# Exercise prompt:
Would you output the whole listing below, exactly as it reads?

# Data supplied:
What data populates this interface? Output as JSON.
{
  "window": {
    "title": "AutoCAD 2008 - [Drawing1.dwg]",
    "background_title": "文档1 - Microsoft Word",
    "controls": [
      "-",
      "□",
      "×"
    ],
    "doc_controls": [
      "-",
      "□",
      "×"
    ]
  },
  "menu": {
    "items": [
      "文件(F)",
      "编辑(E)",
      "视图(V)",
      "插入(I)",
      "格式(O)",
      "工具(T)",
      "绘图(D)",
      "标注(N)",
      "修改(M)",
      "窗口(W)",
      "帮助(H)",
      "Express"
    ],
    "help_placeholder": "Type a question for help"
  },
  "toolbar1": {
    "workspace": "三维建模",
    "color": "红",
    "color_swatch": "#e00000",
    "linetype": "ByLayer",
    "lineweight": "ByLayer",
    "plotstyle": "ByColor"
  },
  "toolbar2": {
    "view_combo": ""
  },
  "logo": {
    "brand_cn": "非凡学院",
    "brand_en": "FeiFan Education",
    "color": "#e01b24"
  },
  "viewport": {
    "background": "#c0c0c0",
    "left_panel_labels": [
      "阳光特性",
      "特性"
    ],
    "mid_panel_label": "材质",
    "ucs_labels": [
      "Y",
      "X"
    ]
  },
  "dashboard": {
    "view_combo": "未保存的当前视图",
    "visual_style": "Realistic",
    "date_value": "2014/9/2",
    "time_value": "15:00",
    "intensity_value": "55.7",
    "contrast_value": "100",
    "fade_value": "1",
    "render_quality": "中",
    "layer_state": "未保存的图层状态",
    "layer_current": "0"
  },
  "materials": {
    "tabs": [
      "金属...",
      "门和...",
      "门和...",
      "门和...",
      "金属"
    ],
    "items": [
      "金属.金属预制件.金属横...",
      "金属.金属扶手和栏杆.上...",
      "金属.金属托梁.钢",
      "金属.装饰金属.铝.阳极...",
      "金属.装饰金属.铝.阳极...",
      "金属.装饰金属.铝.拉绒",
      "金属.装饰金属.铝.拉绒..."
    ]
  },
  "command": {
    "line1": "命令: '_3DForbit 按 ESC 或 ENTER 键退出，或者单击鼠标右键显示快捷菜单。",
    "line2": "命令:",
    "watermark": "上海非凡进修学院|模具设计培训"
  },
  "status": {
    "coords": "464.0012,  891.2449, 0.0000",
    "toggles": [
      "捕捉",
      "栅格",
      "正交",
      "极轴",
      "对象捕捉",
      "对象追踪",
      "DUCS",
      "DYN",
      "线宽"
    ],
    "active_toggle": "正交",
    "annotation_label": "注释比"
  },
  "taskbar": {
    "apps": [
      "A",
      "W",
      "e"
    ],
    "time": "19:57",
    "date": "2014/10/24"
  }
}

# Solution:
What data populates this interface? Output as JSON.
{
  "window": {
    "title": "AutoCAD 2008 - [Drawing1.dwg]",
    "background_title": "文档1 - Microsoft Word",
    "controls": [
      "-",
      "□",
      "×"
    ],
    "doc_controls": [
      "-",
      "□",
      "×"
    ]
  },
  "menu": {
    "items": [
      "文件(F)",
      "编辑(E)",
      "视图(V)",
      "插入(I)",
      "格式(O)",
      "工具(T)",
      "绘图(D)",
      "标注(N)",
      "修改(M)",
      "窗口(W)",
      "帮助(H)",
      "Express"
    ],
    "help_placeholder": "Type a question for help"
  },
  "toolbar1": {
    "workspace": "三维建模",
    "color": "红",
    "color_swatch": "#e00000",
    "linetype": "ByLayer",
    "lineweight": "ByLayer",
    "plotstyle": "ByColor"
  },
  "toolbar2": {
    "view_combo": ""
  },
  "logo": {
    "brand_cn": "非凡学院",
    "brand_en": "FeiFan Education",
    "color": "#e01b24"
  },
  "viewport": {
    "background": "#c0c0c0",
    "left_panel_labels": [
      "阳光特性",
      "特性"
    ],
    "mid_panel_label": "材质",
    "ucs_labels": [
      "Y",
      "X"
    ]
  },
  "dashboard": {
    "view_combo": "未保存的当前视图",
    "visual_style": "Realistic",
    "date_value": "2014/9/2",
    "time_value": "15:00",
    "intensity_value": "55.7",
    "contrast_value": "100",
    "fade_value": "1",
    "render_quality": "中",
    "layer_state": "未保存的图层状态",
    "layer_current": "0"
  },
  "materials": {
    "tabs": [
      "金属...",
      "门和...",
      "门和...",
      "门和...",
      "金属"
    ],
    "items": [
      "金属.金属预制件.金属横...",
      "金属.金属扶手和栏杆.上...",
      "金属.金属托梁.钢",
      "金属.装饰金属.铝.阳极...",
      "金属.装饰金属.铝.阳极...",
      "金属.装饰金属.铝.拉绒",
      "金属.装饰金属.铝.拉绒..."
    ]
  },
  "command": {
    "line1": "命令: '_3DForbit 按 ESC 或 ENTER 键退出，或者单击鼠标右键显示快捷菜单。",
    "line2": "命令:",
    "watermark": "上海非凡进修学院|模具设计培训"
  },
  "status": {
    "coords": "464.0012,  891.2449, 0.0000",
    "toggles": [
      "捕捉",
      "栅格",
      "正交",
      "极轴",
      "对象捕捉",
      "对象追踪",
      "DUCS",
      "DYN",
      "线宽"
    ],
    "active_toggle": "正交",
    "annotation_label": "注释比"
  },
  "taskbar": {
    "apps": [
      "A",
      "W",
      "e"
    ],
    "time": "19:57",
    "date": "2014/10/24"
  }
}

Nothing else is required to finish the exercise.